## [Dataset records]
# # # #
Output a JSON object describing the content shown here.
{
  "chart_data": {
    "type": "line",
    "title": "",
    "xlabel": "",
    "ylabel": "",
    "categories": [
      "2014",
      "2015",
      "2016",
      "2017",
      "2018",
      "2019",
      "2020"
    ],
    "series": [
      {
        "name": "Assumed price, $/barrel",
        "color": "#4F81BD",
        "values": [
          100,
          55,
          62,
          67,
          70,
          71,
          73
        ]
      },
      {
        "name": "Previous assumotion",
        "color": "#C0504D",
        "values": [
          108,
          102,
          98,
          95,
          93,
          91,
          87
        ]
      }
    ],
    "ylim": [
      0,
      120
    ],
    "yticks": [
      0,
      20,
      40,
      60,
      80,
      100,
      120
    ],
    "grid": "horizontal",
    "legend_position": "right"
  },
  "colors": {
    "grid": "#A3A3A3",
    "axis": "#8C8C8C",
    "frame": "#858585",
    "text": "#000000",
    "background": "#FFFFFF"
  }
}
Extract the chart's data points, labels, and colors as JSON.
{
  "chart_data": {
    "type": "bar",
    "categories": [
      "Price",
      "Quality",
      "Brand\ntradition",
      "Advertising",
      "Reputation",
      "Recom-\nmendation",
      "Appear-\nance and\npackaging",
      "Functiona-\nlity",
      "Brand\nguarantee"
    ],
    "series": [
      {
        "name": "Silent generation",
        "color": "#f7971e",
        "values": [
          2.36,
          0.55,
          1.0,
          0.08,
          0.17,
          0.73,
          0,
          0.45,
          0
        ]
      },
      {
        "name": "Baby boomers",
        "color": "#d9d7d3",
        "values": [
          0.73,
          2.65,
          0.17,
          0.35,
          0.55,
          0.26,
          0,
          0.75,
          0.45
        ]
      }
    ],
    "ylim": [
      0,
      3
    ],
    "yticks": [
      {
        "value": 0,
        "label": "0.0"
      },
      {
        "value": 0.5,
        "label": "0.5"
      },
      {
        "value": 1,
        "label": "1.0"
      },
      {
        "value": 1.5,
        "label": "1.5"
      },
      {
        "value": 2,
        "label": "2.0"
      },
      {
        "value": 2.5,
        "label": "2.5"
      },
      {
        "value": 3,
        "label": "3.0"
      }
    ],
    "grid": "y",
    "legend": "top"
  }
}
# # # #
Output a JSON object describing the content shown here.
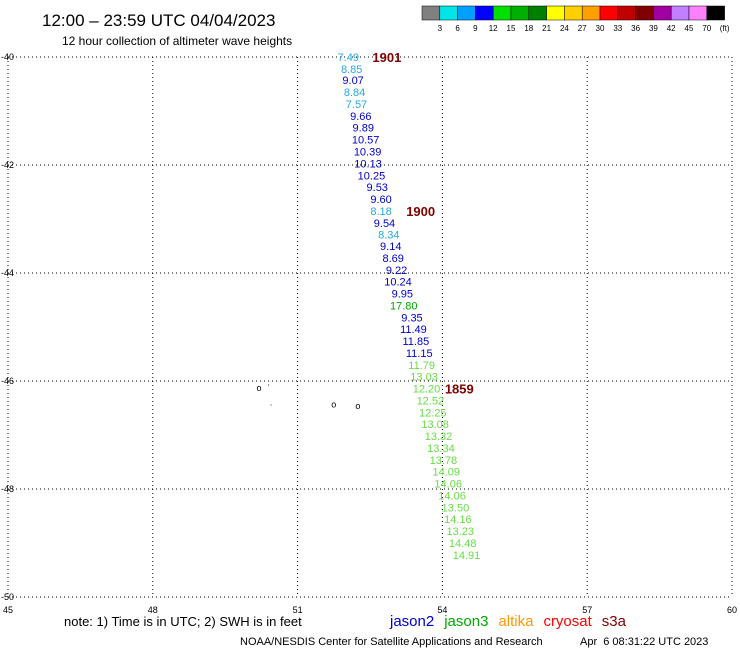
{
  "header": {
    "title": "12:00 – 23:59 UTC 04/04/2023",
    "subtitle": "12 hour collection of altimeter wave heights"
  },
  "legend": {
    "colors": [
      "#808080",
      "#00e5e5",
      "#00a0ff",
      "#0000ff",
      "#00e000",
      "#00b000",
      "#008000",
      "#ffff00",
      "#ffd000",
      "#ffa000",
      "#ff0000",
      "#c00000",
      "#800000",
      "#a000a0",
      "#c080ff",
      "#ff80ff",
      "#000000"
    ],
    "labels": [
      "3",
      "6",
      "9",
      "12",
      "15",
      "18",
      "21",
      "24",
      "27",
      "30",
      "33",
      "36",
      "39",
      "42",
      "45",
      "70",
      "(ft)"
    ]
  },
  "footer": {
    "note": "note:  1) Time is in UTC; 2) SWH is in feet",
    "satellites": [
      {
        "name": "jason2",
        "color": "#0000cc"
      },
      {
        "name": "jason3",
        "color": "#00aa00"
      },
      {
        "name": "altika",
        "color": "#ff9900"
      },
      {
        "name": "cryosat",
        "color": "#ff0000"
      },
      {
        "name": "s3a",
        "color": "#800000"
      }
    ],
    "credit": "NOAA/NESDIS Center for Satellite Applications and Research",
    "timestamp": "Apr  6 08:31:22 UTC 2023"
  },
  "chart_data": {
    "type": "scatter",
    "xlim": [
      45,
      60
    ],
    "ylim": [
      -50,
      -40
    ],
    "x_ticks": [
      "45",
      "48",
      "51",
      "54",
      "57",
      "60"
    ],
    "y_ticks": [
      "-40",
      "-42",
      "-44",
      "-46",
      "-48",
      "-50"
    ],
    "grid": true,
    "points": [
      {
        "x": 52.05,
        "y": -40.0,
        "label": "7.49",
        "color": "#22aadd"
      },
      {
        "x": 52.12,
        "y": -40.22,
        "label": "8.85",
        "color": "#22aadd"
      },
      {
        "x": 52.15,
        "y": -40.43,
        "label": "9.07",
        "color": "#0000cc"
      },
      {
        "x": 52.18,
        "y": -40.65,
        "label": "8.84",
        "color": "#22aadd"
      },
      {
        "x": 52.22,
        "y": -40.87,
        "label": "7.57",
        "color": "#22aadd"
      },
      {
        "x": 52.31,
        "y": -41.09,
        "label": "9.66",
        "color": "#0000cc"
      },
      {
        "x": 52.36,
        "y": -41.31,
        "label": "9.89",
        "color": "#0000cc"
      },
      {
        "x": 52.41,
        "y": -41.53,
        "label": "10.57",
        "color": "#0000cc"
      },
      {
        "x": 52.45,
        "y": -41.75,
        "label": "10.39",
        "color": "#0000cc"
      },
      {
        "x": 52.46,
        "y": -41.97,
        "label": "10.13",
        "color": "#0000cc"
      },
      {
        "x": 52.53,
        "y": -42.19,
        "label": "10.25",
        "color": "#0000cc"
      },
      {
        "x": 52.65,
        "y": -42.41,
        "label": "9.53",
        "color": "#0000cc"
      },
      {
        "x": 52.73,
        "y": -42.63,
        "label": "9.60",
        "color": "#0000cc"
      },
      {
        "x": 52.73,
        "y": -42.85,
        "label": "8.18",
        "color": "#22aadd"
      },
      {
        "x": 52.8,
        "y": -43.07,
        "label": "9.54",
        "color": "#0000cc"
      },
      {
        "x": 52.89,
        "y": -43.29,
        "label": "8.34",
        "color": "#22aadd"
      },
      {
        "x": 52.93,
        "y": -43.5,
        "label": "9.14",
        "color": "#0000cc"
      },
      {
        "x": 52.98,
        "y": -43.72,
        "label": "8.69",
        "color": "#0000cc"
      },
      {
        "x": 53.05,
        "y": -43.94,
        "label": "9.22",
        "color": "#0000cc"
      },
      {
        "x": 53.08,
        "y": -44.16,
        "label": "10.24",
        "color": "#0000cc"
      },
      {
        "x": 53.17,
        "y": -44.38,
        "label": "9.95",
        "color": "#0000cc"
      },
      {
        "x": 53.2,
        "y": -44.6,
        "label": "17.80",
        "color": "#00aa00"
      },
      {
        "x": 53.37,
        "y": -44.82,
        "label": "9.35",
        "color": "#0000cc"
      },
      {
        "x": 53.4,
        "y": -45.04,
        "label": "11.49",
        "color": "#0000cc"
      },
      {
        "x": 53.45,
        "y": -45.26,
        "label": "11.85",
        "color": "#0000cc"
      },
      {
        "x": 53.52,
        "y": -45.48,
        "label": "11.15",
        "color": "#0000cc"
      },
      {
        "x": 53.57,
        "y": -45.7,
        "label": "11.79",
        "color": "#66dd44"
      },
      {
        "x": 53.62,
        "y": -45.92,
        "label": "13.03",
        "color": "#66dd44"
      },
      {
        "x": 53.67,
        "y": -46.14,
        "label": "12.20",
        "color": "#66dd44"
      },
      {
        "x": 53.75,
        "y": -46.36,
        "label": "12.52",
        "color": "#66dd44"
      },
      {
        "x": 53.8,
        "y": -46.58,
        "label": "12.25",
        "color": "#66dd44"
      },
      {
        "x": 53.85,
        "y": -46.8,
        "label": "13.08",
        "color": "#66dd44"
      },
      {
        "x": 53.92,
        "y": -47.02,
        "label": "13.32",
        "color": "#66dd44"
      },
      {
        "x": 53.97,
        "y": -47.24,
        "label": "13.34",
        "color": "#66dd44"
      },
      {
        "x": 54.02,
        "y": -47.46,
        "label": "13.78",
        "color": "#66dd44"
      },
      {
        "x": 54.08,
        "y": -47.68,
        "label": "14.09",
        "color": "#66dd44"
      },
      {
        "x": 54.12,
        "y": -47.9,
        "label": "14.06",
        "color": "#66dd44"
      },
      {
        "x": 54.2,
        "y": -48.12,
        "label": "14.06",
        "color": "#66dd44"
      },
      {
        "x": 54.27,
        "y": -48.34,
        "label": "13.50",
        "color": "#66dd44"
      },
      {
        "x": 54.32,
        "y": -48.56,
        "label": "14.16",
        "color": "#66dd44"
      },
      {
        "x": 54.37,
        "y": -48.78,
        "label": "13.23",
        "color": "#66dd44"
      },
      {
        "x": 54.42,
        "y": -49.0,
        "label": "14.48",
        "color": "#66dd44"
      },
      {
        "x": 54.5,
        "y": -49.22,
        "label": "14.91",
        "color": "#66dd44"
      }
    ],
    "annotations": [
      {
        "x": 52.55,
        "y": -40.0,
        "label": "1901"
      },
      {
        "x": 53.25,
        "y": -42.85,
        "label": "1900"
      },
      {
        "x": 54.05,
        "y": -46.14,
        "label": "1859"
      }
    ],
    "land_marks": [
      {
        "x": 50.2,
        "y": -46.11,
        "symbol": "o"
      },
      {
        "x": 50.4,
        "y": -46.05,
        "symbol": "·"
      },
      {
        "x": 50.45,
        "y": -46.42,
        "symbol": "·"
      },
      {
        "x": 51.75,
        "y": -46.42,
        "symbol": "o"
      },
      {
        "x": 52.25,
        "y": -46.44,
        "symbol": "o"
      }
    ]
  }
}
# # # #
## [Stated goal]
Work out how many lines of the listing above include the word "Brand". Reply with nothing but the count.

## [Worked answer]
2